MATERIAL FOR THIS EXERCISE
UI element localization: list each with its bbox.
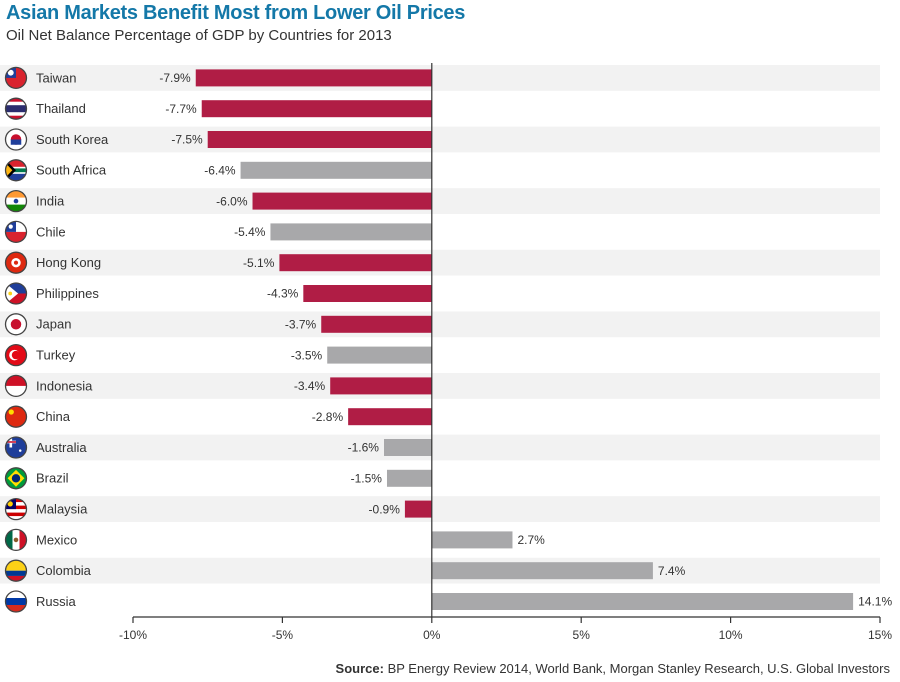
row-stripe [0, 249, 880, 276]
value-label: 14.1% [858, 595, 892, 609]
hong-kong-flag-icon [4, 251, 28, 274]
thailand-flag-icon [4, 97, 28, 120]
south-korea-flag-icon [4, 128, 28, 151]
india-flag-icon [4, 189, 28, 213]
category-label: Colombia [36, 563, 92, 578]
category-label: Australia [36, 440, 87, 455]
russia-flag-icon [4, 590, 28, 613]
value-label: -3.5% [291, 348, 323, 362]
china-flag-icon [4, 405, 28, 428]
south-africa-flag-icon [4, 159, 28, 182]
mexico-flag-icon [4, 528, 28, 552]
bar-chile [270, 223, 432, 241]
bar-turkey [327, 346, 432, 364]
x-tick-label: -10% [119, 628, 147, 642]
bar-russia [431, 593, 854, 610]
x-tick-label: 15% [868, 628, 892, 642]
bar-philippines [303, 285, 432, 302]
row-stripe [0, 496, 880, 522]
value-label: -4.3% [267, 287, 299, 301]
indonesia-flag-icon [4, 374, 28, 398]
bar-south-korea [207, 131, 432, 148]
category-label: Mexico [36, 532, 77, 547]
value-label: -5.4% [234, 225, 266, 239]
x-tick-label: -5% [272, 628, 294, 642]
row-stripe [0, 188, 880, 214]
category-label: Taiwan [36, 70, 76, 85]
value-label: -6.0% [216, 194, 248, 208]
turkey-flag-icon [4, 343, 28, 367]
bar-malaysia [404, 500, 432, 518]
taiwan-flag-icon [4, 66, 28, 90]
value-label: 7.4% [658, 564, 686, 578]
category-label: South Africa [36, 163, 107, 178]
chart-subtitle: Oil Net Balance Percentage of GDP by Cou… [6, 27, 392, 44]
philippines-flag-icon [4, 282, 28, 305]
bar-australia [383, 439, 432, 456]
bar-china [348, 408, 432, 426]
row-stripe [0, 434, 880, 461]
chile-flag-icon [4, 220, 28, 244]
x-tick-label: 10% [719, 628, 743, 642]
category-label: China [36, 409, 71, 424]
japan-flag-icon [4, 313, 28, 336]
category-label: Russia [36, 594, 77, 609]
value-label: -1.5% [351, 471, 383, 485]
value-label: -2.8% [312, 410, 344, 424]
bar-mexico [431, 531, 513, 549]
bar-south-africa [240, 161, 432, 179]
value-label: -7.5% [171, 133, 203, 147]
value-label: -7.7% [165, 102, 197, 116]
value-label: -6.4% [204, 163, 236, 177]
bar-taiwan [195, 69, 432, 87]
value-label: -3.7% [285, 317, 317, 331]
row-stripe [0, 126, 880, 153]
value-label: 2.7% [517, 533, 545, 547]
malaysia-flag-icon [4, 497, 28, 521]
category-label: Philippines [36, 286, 99, 301]
value-label: -7.9% [159, 71, 191, 85]
category-label: Chile [36, 224, 66, 239]
row-stripe [0, 373, 880, 399]
chart-title: Asian Markets Benefit Most from Lower Oi… [6, 2, 466, 24]
value-label: -3.4% [294, 379, 326, 393]
brazil-flag-icon [4, 467, 28, 490]
bar-india [252, 192, 432, 210]
bar-brazil [386, 469, 432, 487]
x-tick-label: 5% [573, 628, 591, 642]
category-label: Malaysia [36, 502, 88, 517]
value-label: -0.9% [369, 502, 401, 516]
category-label: Hong Kong [36, 255, 101, 270]
category-label: Turkey [36, 348, 76, 363]
australia-flag-icon [4, 436, 28, 459]
bar-thailand [201, 100, 432, 118]
category-label: Indonesia [36, 378, 93, 393]
bar-japan [321, 315, 432, 333]
category-label: South Korea [36, 132, 109, 147]
colombia-flag-icon [4, 559, 28, 582]
source-text: BP Energy Review 2014, World Bank, Morga… [387, 661, 890, 676]
value-label: -5.1% [243, 256, 275, 270]
category-label: Japan [36, 317, 71, 332]
bar-colombia [431, 562, 653, 580]
bar-hong-kong [279, 254, 432, 272]
source-label: Source: [335, 661, 384, 676]
category-label: India [36, 194, 65, 209]
category-label: Thailand [36, 101, 86, 116]
category-label: Brazil [36, 471, 69, 486]
source-note: Source: BP Energy Review 2014, World Ban… [336, 661, 890, 676]
row-stripe [0, 65, 880, 91]
row-stripe [0, 311, 880, 338]
x-tick-label: 0% [423, 628, 441, 642]
value-label: -1.6% [348, 441, 380, 455]
bar-indonesia [330, 377, 432, 395]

TASK OBJECTIVE
Could you write out all the items again, substituting "country-label" for every "category-label" and changing nothing else? Leave the pictures out of your answer.

WRITTEN RESPONSE
UI element localization: list each with its bbox.
row-stripe [0, 249, 880, 276]
value-label: 14.1% [858, 595, 892, 609]
hong-kong-flag-icon [4, 251, 28, 274]
thailand-flag-icon [4, 97, 28, 120]
south-korea-flag-icon [4, 128, 28, 151]
india-flag-icon [4, 189, 28, 213]
country-label: Colombia [36, 563, 92, 578]
country-label: Australia [36, 440, 87, 455]
russia-flag-icon [4, 590, 28, 613]
value-label: -3.5% [291, 348, 323, 362]
china-flag-icon [4, 405, 28, 428]
south-africa-flag-icon [4, 159, 28, 182]
mexico-flag-icon [4, 528, 28, 552]
bar-chile [270, 223, 432, 241]
bar-turkey [327, 346, 432, 364]
x-tick-label: -10% [119, 628, 147, 642]
bar-russia [431, 593, 854, 610]
x-tick-label: 15% [868, 628, 892, 642]
bar-philippines [303, 285, 432, 302]
row-stripe [0, 496, 880, 522]
value-label: -4.3% [267, 287, 299, 301]
indonesia-flag-icon [4, 374, 28, 398]
bar-south-korea [207, 131, 432, 148]
country-label: Mexico [36, 532, 77, 547]
value-label: -5.4% [234, 225, 266, 239]
x-tick-label: -5% [272, 628, 294, 642]
row-stripe [0, 188, 880, 214]
country-label: Taiwan [36, 70, 76, 85]
value-label: -6.0% [216, 194, 248, 208]
turkey-flag-icon [4, 343, 28, 367]
bar-malaysia [404, 500, 432, 518]
taiwan-flag-icon [4, 66, 28, 90]
value-label: 7.4% [658, 564, 686, 578]
country-label: South Africa [36, 163, 107, 178]
chart-subtitle: Oil Net Balance Percentage of GDP by Cou… [6, 27, 392, 44]
philippines-flag-icon [4, 282, 28, 305]
bar-australia [383, 439, 432, 456]
bar-china [348, 408, 432, 426]
row-stripe [0, 434, 880, 461]
chile-flag-icon [4, 220, 28, 244]
x-tick-label: 10% [719, 628, 743, 642]
country-label: China [36, 409, 71, 424]
japan-flag-icon [4, 313, 28, 336]
country-label: Russia [36, 594, 77, 609]
value-label: -1.5% [351, 471, 383, 485]
value-label: -2.8% [312, 410, 344, 424]
bar-mexico [431, 531, 513, 549]
bar-south-africa [240, 161, 432, 179]
value-label: -7.5% [171, 133, 203, 147]
value-label: -7.7% [165, 102, 197, 116]
value-label: -6.4% [204, 163, 236, 177]
bar-taiwan [195, 69, 432, 87]
value-label: -3.7% [285, 317, 317, 331]
row-stripe [0, 126, 880, 153]
value-label: 2.7% [517, 533, 545, 547]
malaysia-flag-icon [4, 497, 28, 521]
country-label: Philippines [36, 286, 99, 301]
value-label: -7.9% [159, 71, 191, 85]
country-label: Chile [36, 224, 66, 239]
row-stripe [0, 373, 880, 399]
chart-title: Asian Markets Benefit Most from Lower Oi… [6, 2, 466, 24]
value-label: -3.4% [294, 379, 326, 393]
brazil-flag-icon [4, 467, 28, 490]
bar-india [252, 192, 432, 210]
bar-brazil [386, 469, 432, 487]
x-tick-label: 5% [573, 628, 591, 642]
country-label: Malaysia [36, 502, 88, 517]
value-label: -0.9% [369, 502, 401, 516]
country-label: Hong Kong [36, 255, 101, 270]
country-label: Turkey [36, 348, 76, 363]
australia-flag-icon [4, 436, 28, 459]
bar-thailand [201, 100, 432, 118]
country-label: Indonesia [36, 378, 93, 393]
bar-japan [321, 315, 432, 333]
country-label: South Korea [36, 132, 109, 147]
colombia-flag-icon [4, 559, 28, 582]
source-text: BP Energy Review 2014, World Bank, Morga… [387, 661, 890, 676]
value-label: -5.1% [243, 256, 275, 270]
country-label: Japan [36, 317, 71, 332]
bar-colombia [431, 562, 653, 580]
bar-hong-kong [279, 254, 432, 272]
source-label: Source: [335, 661, 384, 676]
country-label: India [36, 194, 65, 209]
country-label: Thailand [36, 101, 86, 116]
country-label: Brazil [36, 471, 69, 486]
source-note: Source: BP Energy Review 2014, World Ban… [336, 661, 890, 676]
row-stripe [0, 65, 880, 91]
row-stripe [0, 311, 880, 338]
x-tick-label: 0% [423, 628, 441, 642]
value-label: -1.6% [348, 441, 380, 455]
bar-indonesia [330, 377, 432, 395]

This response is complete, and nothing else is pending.